Figure record listings:

──────────────────────────────

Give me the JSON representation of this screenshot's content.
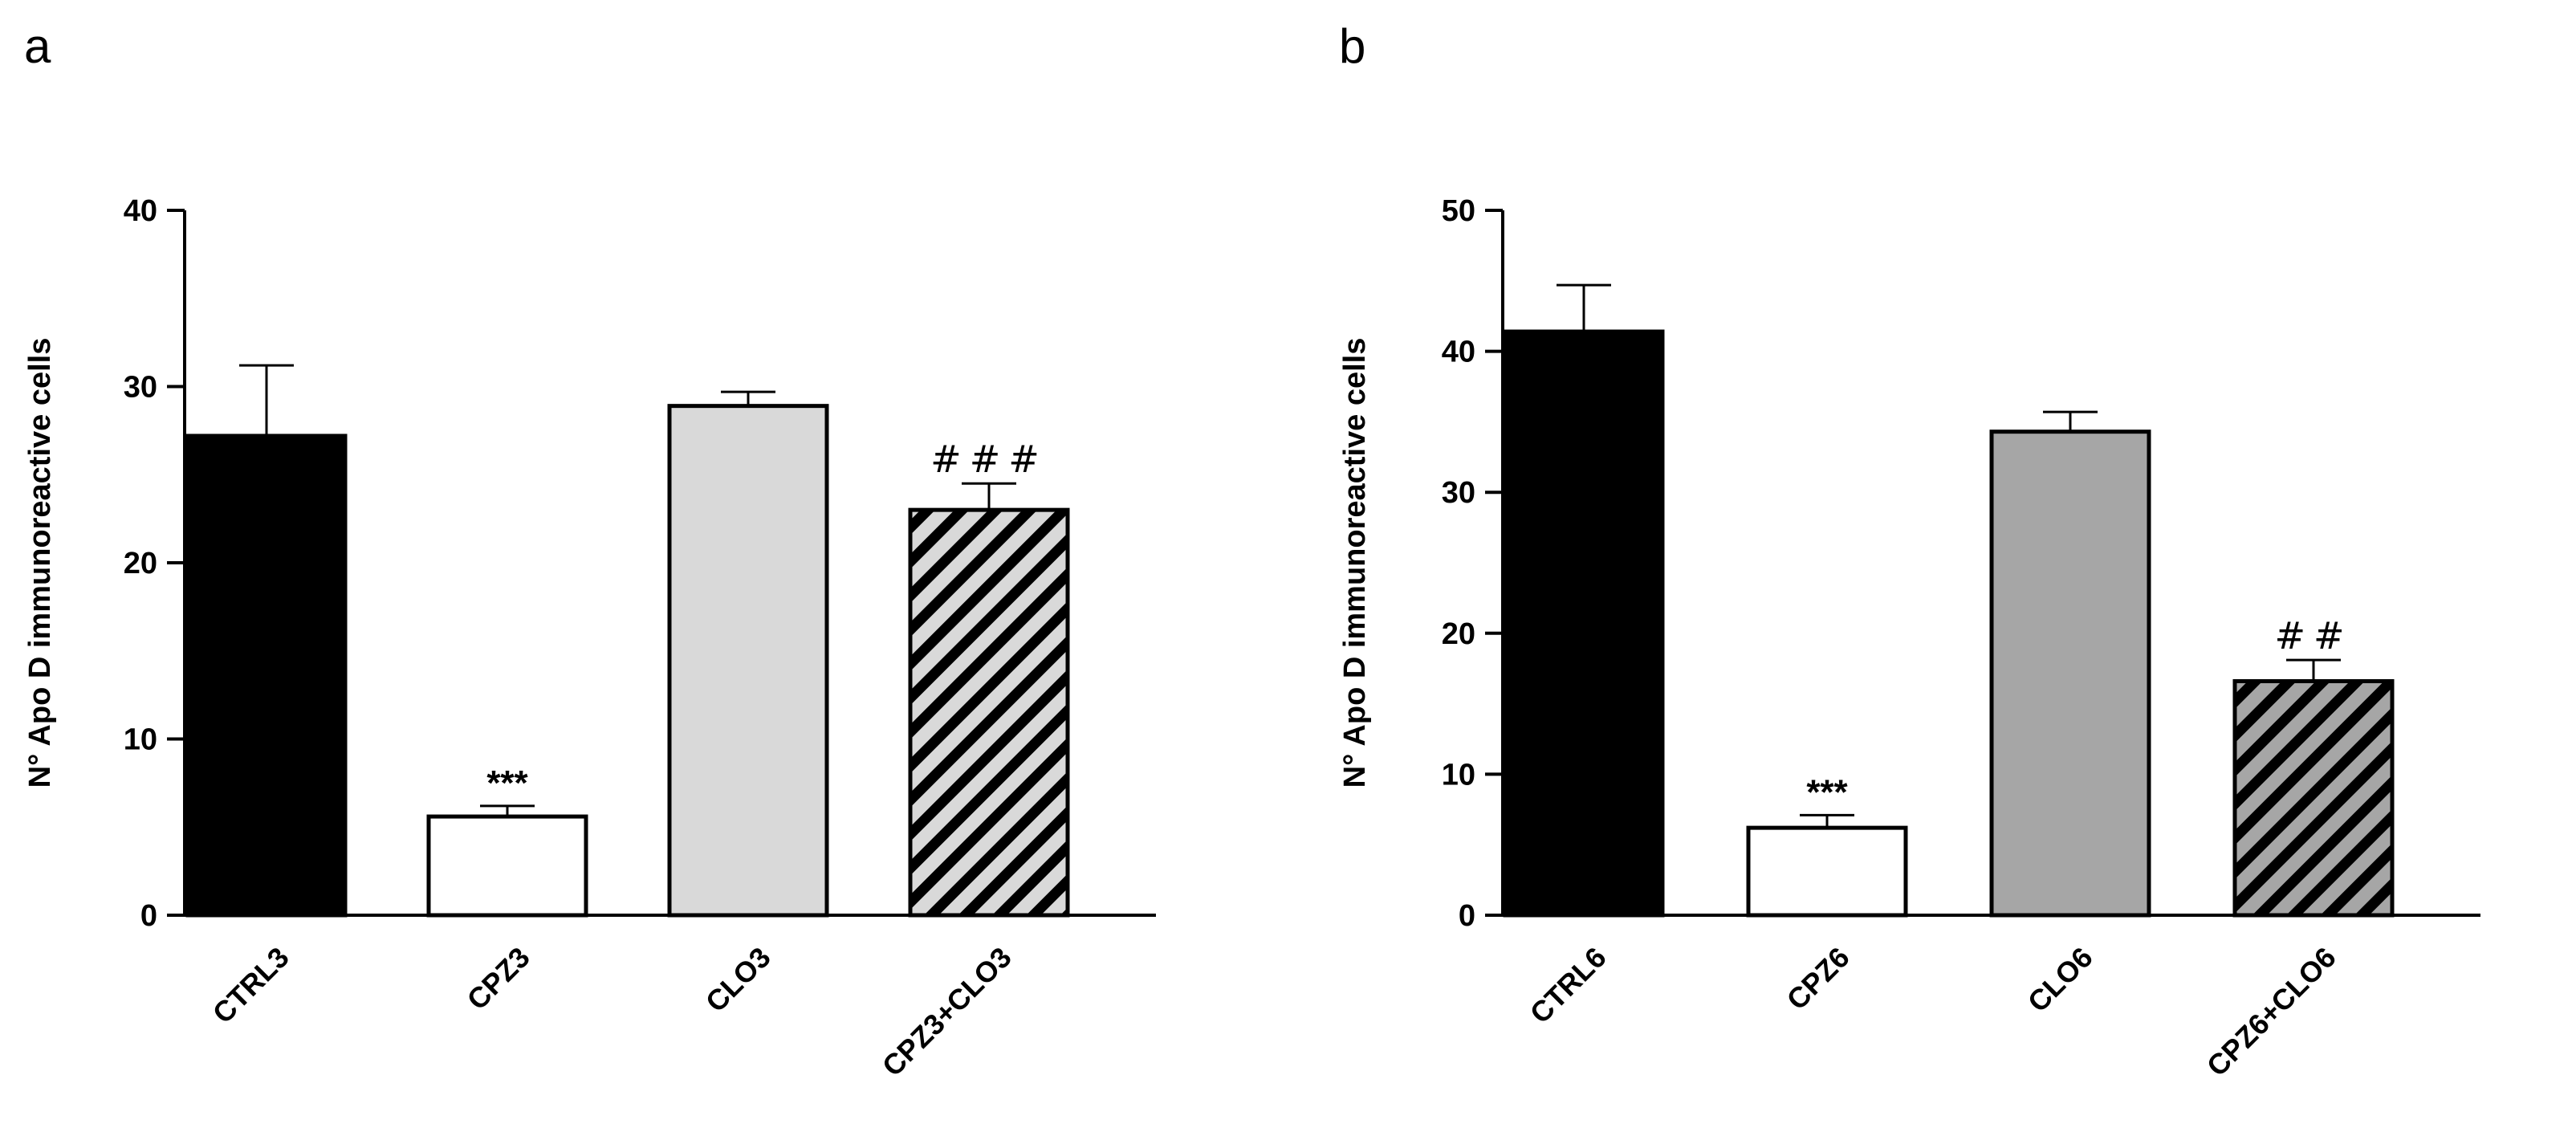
{
  "chart_data": [
    {
      "type": "bar",
      "panel_label": "a",
      "ylabel": "N° Apo D immunoreactive cells",
      "ylim": [
        0,
        40
      ],
      "yticks": [
        0,
        10,
        20,
        30,
        40
      ],
      "categories": [
        "CTRL3",
        "CPZ3",
        "CLO3",
        "CPZ3+CLO3"
      ],
      "values": [
        27.2,
        5.6,
        28.9,
        23.0
      ],
      "errors": [
        4.0,
        0.6,
        0.8,
        1.5
      ],
      "fills": [
        "#000000",
        "#ffffff",
        "#d9d9d9",
        "hatch-light"
      ],
      "annotations": [
        "",
        "***",
        "",
        "###"
      ]
    },
    {
      "type": "bar",
      "panel_label": "b",
      "ylabel": "N° Apo D immunoreactive cells",
      "ylim": [
        0,
        50
      ],
      "yticks": [
        0,
        10,
        20,
        30,
        40,
        50
      ],
      "categories": [
        "CTRL6",
        "CPZ6",
        "CLO6",
        "CPZ6+CLO6"
      ],
      "values": [
        41.4,
        6.2,
        34.3,
        16.6
      ],
      "errors": [
        3.3,
        0.9,
        1.4,
        1.5
      ],
      "fills": [
        "#000000",
        "#ffffff",
        "#a6a6a6",
        "hatch-dark"
      ],
      "annotations": [
        "",
        "***",
        "",
        "##"
      ]
    }
  ]
}
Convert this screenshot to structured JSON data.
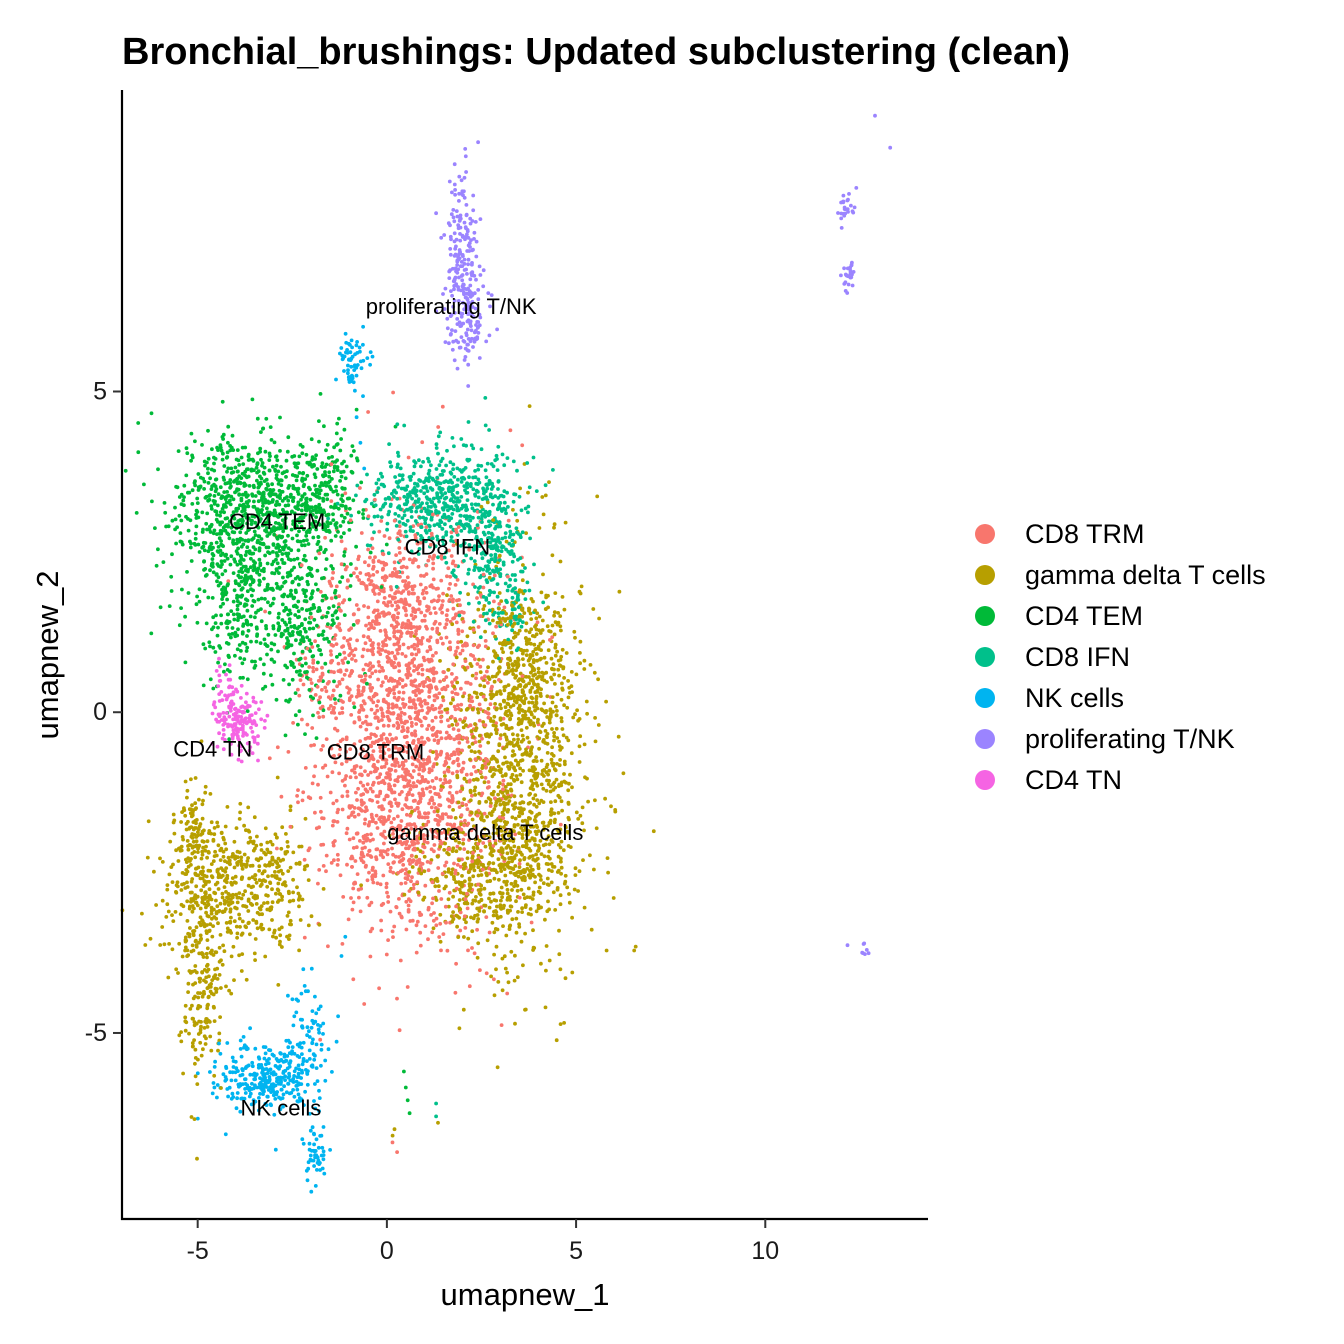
{
  "chart_data": {
    "type": "scatter",
    "title": "Bronchial_brushings: Updated subclustering (clean)",
    "xlabel": "umapnew_1",
    "ylabel": "umapnew_2",
    "xlim": [
      -7.0,
      14.3
    ],
    "ylim": [
      -7.9,
      9.7
    ],
    "x_ticks": [
      -5,
      0,
      5,
      10
    ],
    "y_ticks": [
      -5,
      0,
      5
    ],
    "grid": false,
    "legend_position": "right",
    "clusters": [
      {
        "name": "CD8 TRM",
        "color": "#F8766D",
        "label_pos": [
          -0.3,
          -0.65
        ],
        "blobs": [
          {
            "cx": 0.6,
            "cy": -0.3,
            "sx": 1.2,
            "sy": 1.6,
            "n": 1700
          },
          {
            "cx": 0.2,
            "cy": -2.0,
            "sx": 0.8,
            "sy": 0.5,
            "n": 200
          },
          {
            "cx": 0.3,
            "cy": 1.8,
            "sx": 0.8,
            "sy": 0.6,
            "n": 220
          },
          {
            "cx": -1.6,
            "cy": 0.5,
            "sx": 0.5,
            "sy": 0.4,
            "n": 60
          }
        ]
      },
      {
        "name": "gamma delta T cells",
        "color": "#B79F00",
        "label_pos": [
          2.6,
          -1.9
        ],
        "blobs": [
          {
            "cx": 3.5,
            "cy": -0.9,
            "sx": 0.9,
            "sy": 1.5,
            "n": 1200
          },
          {
            "cx": 2.4,
            "cy": -2.5,
            "sx": 1.0,
            "sy": 0.45,
            "n": 300
          },
          {
            "cx": 3.8,
            "cy": 0.8,
            "sx": 0.5,
            "sy": 0.5,
            "n": 150
          },
          {
            "cx": -4.3,
            "cy": -2.7,
            "sx": 0.9,
            "sy": 0.6,
            "n": 450
          },
          {
            "cx": -4.9,
            "cy": -4.1,
            "sx": 0.3,
            "sy": 0.8,
            "n": 200
          },
          {
            "cx": -5.1,
            "cy": -1.9,
            "sx": 0.25,
            "sy": 0.4,
            "n": 80
          },
          {
            "cx": -2.9,
            "cy": -2.6,
            "sx": 0.4,
            "sy": 0.4,
            "n": 100
          }
        ]
      },
      {
        "name": "CD4 TEM",
        "color": "#00BA38",
        "label_pos": [
          -2.9,
          2.95
        ],
        "blobs": [
          {
            "cx": -3.6,
            "cy": 3.2,
            "sx": 1.1,
            "sy": 0.6,
            "n": 750
          },
          {
            "cx": -3.9,
            "cy": 1.9,
            "sx": 0.7,
            "sy": 0.7,
            "n": 300
          },
          {
            "cx": -2.3,
            "cy": 1.4,
            "sx": 0.7,
            "sy": 0.7,
            "n": 300
          },
          {
            "cx": -1.7,
            "cy": 3.4,
            "sx": 0.5,
            "sy": 0.5,
            "n": 180
          }
        ]
      },
      {
        "name": "CD8 IFN",
        "color": "#00C08B",
        "label_pos": [
          1.6,
          2.55
        ],
        "blobs": [
          {
            "cx": 1.4,
            "cy": 3.3,
            "sx": 1.0,
            "sy": 0.4,
            "n": 550
          },
          {
            "cx": 2.8,
            "cy": 2.4,
            "sx": 0.4,
            "sy": 0.4,
            "n": 180
          },
          {
            "cx": 3.2,
            "cy": 1.6,
            "sx": 0.3,
            "sy": 0.3,
            "n": 60
          }
        ]
      },
      {
        "name": "NK cells",
        "color": "#00B4F0",
        "label_pos": [
          -2.8,
          -6.2
        ],
        "blobs": [
          {
            "cx": -3.3,
            "cy": -5.7,
            "sx": 0.6,
            "sy": 0.25,
            "n": 280
          },
          {
            "cx": -2.1,
            "cy": -5.1,
            "sx": 0.3,
            "sy": 0.5,
            "n": 90
          },
          {
            "cx": -1.9,
            "cy": -6.9,
            "sx": 0.15,
            "sy": 0.2,
            "n": 50
          },
          {
            "cx": -0.9,
            "cy": 5.5,
            "sx": 0.2,
            "sy": 0.2,
            "n": 60
          }
        ]
      },
      {
        "name": "proliferating T/NK",
        "color": "#9B84FF",
        "label_pos": [
          1.7,
          6.3
        ],
        "blobs": [
          {
            "cx": 2.0,
            "cy": 7.0,
            "sx": 0.25,
            "sy": 0.7,
            "n": 200
          },
          {
            "cx": 2.1,
            "cy": 6.1,
            "sx": 0.3,
            "sy": 0.3,
            "n": 80
          },
          {
            "cx": 12.2,
            "cy": 7.9,
            "sx": 0.12,
            "sy": 0.15,
            "n": 25
          },
          {
            "cx": 12.2,
            "cy": 6.8,
            "sx": 0.1,
            "sy": 0.12,
            "n": 25
          },
          {
            "cx": 12.6,
            "cy": -3.7,
            "sx": 0.1,
            "sy": 0.06,
            "n": 8
          }
        ]
      },
      {
        "name": "CD4 TN",
        "color": "#F564E3",
        "label_pos": [
          -4.6,
          -0.6
        ],
        "blobs": [
          {
            "cx": -3.9,
            "cy": -0.15,
            "sx": 0.3,
            "sy": 0.25,
            "n": 160
          },
          {
            "cx": -4.3,
            "cy": 0.5,
            "sx": 0.2,
            "sy": 0.2,
            "n": 20
          }
        ]
      }
    ],
    "stray_points": [
      {
        "x": 0.45,
        "y": -5.6,
        "cluster": "CD4 TEM"
      },
      {
        "x": 0.5,
        "y": -5.85,
        "cluster": "CD4 TEM"
      },
      {
        "x": 0.55,
        "y": -6.05,
        "cluster": "CD4 TEM"
      },
      {
        "x": 0.6,
        "y": -6.25,
        "cluster": "CD4 TEM"
      },
      {
        "x": 0.2,
        "y": -6.5,
        "cluster": "gamma delta T cells"
      },
      {
        "x": 0.15,
        "y": -6.6,
        "cluster": "gamma delta T cells"
      },
      {
        "x": 1.3,
        "y": -6.3,
        "cluster": "CD8 IFN"
      },
      {
        "x": 1.35,
        "y": -6.4,
        "cluster": "gamma delta T cells"
      },
      {
        "x": 1.3,
        "y": -6.1,
        "cluster": "CD8 IFN"
      },
      {
        "x": 2.6,
        "y": 4.9,
        "cluster": "CD8 IFN"
      },
      {
        "x": 2.7,
        "y": 4.4,
        "cluster": "CD8 IFN"
      },
      {
        "x": 2.5,
        "y": 4.1,
        "cluster": "CD8 IFN"
      },
      {
        "x": 12.9,
        "y": 9.3,
        "cluster": "proliferating T/NK"
      },
      {
        "x": 13.3,
        "y": 8.8,
        "cluster": "proliferating T/NK"
      },
      {
        "x": -0.8,
        "y": 4.6,
        "cluster": "NK cells"
      },
      {
        "x": -0.7,
        "y": 4.2,
        "cluster": "NK cells"
      },
      {
        "x": -0.6,
        "y": 3.8,
        "cluster": "NK cells"
      },
      {
        "x": -1.1,
        "y": -3.5,
        "cluster": "NK cells"
      },
      {
        "x": -1.2,
        "y": -3.8,
        "cluster": "NK cells"
      }
    ]
  }
}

──────────────────────────────

Among the lines above, return those that contain the string "JSON".

Solution to this exercise.
Give me the JSON representation of this screenshot's content.
Convert this screenshot to structured JSON data.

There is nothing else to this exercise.